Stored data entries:
------------------------------------
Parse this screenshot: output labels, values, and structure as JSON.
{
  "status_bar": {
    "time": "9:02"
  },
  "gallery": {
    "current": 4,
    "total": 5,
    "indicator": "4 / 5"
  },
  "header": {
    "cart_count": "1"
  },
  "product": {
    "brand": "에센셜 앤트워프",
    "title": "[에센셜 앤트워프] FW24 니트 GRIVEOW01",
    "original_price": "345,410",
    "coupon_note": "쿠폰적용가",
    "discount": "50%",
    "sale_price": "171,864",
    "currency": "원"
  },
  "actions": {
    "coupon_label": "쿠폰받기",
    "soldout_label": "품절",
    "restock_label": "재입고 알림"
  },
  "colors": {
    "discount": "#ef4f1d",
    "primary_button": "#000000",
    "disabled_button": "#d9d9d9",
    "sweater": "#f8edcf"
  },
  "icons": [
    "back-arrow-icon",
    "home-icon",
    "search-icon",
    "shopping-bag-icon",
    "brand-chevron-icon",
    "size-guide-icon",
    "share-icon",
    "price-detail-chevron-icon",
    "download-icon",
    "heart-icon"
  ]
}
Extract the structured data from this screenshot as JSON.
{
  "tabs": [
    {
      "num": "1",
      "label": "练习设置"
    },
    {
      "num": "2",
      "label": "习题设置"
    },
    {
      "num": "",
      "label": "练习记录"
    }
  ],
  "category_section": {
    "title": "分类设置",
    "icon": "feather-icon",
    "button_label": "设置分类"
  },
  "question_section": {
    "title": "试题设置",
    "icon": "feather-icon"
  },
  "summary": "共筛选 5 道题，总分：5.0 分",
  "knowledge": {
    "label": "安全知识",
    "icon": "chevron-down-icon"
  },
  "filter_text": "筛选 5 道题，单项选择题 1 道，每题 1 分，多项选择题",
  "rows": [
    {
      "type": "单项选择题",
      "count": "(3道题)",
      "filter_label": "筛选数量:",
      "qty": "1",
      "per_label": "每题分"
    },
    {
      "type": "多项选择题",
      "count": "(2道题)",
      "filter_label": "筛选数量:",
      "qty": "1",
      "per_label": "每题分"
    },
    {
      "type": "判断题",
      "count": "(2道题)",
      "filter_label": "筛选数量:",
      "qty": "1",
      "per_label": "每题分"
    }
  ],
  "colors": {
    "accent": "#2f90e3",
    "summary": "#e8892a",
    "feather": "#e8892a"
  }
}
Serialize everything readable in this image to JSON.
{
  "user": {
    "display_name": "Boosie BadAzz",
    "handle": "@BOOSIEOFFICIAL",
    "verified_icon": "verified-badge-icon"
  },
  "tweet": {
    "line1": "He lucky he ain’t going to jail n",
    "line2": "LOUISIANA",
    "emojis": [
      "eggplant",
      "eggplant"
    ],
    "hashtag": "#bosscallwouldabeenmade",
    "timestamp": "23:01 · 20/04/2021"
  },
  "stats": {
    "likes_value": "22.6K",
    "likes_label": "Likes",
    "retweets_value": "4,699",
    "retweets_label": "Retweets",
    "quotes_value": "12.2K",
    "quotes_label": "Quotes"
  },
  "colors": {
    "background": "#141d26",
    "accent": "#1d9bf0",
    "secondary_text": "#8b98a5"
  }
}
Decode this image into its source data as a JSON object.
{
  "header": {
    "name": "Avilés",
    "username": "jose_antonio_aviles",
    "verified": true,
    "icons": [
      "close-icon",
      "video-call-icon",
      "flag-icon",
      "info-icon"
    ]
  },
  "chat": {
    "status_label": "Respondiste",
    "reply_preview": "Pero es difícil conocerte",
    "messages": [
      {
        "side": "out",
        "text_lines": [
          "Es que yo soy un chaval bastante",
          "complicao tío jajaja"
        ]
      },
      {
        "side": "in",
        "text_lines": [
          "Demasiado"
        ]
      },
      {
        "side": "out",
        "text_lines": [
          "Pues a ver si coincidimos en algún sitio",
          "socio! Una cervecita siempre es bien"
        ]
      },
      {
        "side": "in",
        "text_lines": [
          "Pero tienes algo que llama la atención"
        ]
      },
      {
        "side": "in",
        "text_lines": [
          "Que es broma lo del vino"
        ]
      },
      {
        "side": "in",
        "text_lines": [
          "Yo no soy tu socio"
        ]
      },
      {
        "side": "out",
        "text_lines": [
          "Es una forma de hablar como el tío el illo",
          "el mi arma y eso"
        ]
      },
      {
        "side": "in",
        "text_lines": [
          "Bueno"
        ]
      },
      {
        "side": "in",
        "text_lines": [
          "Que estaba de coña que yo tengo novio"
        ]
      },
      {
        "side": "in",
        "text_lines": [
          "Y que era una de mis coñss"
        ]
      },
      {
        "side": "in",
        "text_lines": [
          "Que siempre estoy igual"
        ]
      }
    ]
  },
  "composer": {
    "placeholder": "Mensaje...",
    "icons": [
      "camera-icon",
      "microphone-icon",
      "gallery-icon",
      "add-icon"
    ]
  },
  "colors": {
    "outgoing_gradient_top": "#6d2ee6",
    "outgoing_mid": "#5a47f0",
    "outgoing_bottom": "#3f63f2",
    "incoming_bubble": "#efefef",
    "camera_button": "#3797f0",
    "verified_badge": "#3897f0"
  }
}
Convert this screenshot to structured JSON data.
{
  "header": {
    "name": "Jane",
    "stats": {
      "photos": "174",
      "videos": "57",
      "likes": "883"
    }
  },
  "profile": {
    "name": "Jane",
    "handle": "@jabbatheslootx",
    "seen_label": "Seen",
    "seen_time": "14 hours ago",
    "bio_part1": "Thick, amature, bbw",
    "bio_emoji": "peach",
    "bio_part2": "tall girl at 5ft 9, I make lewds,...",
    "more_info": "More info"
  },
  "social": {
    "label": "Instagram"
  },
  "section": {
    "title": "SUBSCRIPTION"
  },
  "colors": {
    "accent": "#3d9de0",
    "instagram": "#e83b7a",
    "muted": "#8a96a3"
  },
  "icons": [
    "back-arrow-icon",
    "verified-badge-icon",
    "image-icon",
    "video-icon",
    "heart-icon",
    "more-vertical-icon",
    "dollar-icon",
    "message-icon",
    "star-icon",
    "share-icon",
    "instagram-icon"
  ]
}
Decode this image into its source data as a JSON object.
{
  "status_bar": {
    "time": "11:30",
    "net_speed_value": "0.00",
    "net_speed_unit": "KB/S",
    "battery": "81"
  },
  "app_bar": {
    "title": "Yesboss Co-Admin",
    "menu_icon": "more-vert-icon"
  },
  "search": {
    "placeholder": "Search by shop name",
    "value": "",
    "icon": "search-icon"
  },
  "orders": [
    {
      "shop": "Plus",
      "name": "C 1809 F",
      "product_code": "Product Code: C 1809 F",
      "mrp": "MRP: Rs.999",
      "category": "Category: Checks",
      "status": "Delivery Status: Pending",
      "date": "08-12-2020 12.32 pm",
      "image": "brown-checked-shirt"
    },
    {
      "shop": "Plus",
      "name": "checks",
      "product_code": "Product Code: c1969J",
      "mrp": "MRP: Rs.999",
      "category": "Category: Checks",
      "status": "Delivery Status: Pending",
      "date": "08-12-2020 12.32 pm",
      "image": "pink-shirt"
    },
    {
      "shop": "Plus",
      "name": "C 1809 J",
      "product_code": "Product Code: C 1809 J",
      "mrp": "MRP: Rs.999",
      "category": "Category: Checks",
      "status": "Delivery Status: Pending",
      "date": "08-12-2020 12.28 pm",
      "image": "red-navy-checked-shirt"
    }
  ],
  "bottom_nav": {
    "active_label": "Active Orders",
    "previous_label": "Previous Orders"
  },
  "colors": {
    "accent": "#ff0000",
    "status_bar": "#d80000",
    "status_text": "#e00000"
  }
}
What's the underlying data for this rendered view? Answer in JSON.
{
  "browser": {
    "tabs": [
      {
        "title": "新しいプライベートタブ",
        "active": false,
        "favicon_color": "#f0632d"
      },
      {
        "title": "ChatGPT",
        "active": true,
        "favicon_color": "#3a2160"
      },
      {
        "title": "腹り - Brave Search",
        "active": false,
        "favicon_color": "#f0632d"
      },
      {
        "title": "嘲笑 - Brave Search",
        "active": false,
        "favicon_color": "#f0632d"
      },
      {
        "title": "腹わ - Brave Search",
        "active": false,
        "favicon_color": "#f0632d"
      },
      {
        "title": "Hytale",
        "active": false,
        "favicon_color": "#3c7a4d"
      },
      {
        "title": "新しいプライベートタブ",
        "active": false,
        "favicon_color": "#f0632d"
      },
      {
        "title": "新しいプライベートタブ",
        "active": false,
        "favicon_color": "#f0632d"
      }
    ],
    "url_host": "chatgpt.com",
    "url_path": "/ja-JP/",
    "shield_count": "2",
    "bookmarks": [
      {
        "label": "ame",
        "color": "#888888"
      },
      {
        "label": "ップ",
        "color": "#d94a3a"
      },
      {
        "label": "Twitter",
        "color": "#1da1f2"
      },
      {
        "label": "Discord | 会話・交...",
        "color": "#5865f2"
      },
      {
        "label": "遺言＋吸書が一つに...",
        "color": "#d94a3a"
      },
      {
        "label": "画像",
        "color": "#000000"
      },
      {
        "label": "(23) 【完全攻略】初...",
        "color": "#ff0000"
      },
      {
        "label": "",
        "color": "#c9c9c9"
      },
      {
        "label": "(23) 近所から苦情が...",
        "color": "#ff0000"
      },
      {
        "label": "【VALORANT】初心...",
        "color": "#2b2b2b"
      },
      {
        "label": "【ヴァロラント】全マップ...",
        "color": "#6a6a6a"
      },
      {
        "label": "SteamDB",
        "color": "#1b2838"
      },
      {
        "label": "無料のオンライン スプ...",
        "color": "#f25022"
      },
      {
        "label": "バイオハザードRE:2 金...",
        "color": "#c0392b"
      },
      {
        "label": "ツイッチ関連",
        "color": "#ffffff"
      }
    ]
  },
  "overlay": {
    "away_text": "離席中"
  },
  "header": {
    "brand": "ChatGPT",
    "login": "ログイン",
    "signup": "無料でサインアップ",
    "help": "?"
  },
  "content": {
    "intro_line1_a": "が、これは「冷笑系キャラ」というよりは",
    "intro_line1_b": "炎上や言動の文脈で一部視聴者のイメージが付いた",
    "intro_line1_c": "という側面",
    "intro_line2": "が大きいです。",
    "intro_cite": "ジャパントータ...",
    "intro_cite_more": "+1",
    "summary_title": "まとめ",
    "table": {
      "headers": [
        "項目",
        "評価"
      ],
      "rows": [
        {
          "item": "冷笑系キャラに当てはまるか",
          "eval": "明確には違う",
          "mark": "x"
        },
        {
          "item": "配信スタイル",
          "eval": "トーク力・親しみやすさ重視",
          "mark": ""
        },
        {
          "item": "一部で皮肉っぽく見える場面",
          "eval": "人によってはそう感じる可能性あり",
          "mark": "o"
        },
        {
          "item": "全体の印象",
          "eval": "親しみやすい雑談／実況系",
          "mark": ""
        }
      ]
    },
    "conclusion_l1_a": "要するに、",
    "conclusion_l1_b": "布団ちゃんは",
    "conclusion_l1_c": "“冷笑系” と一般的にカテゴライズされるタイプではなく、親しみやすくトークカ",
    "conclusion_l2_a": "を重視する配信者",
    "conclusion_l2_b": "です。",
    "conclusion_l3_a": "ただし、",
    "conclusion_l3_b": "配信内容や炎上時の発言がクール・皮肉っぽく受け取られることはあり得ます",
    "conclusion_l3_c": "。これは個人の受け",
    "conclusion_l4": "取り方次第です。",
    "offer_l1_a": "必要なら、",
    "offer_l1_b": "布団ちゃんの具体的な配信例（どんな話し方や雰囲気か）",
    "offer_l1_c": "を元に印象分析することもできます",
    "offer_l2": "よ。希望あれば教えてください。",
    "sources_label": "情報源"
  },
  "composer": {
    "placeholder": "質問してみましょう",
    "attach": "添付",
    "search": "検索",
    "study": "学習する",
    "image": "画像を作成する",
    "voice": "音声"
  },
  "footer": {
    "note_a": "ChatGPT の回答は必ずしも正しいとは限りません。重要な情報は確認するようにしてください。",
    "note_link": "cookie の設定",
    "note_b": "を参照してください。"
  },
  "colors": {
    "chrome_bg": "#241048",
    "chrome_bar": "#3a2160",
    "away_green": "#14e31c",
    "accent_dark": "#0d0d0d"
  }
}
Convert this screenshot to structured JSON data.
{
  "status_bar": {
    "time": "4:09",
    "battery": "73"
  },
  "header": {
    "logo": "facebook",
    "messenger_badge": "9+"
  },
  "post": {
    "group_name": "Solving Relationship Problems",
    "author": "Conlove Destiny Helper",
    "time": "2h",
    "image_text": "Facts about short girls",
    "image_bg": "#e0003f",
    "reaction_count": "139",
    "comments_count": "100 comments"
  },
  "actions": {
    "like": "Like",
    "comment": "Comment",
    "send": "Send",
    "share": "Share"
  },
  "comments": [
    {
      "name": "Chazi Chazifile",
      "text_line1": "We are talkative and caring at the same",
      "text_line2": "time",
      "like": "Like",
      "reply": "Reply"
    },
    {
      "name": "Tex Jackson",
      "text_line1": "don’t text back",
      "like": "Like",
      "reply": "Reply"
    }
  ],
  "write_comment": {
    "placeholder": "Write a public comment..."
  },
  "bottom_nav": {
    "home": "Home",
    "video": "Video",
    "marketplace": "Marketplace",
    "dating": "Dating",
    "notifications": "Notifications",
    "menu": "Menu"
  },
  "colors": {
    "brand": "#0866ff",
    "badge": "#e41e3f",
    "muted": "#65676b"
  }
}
------------------------------------
## Stated exercise
Filter the records for lines holding the string "eval". Copy each one.

## Task result
          "eval": "明確には違う",
          "eval": "トーク力・親しみやすさ重視",
          "eval": "人によってはそう感じる可能性あり",
          "eval": "親しみやすい雑談／実況系",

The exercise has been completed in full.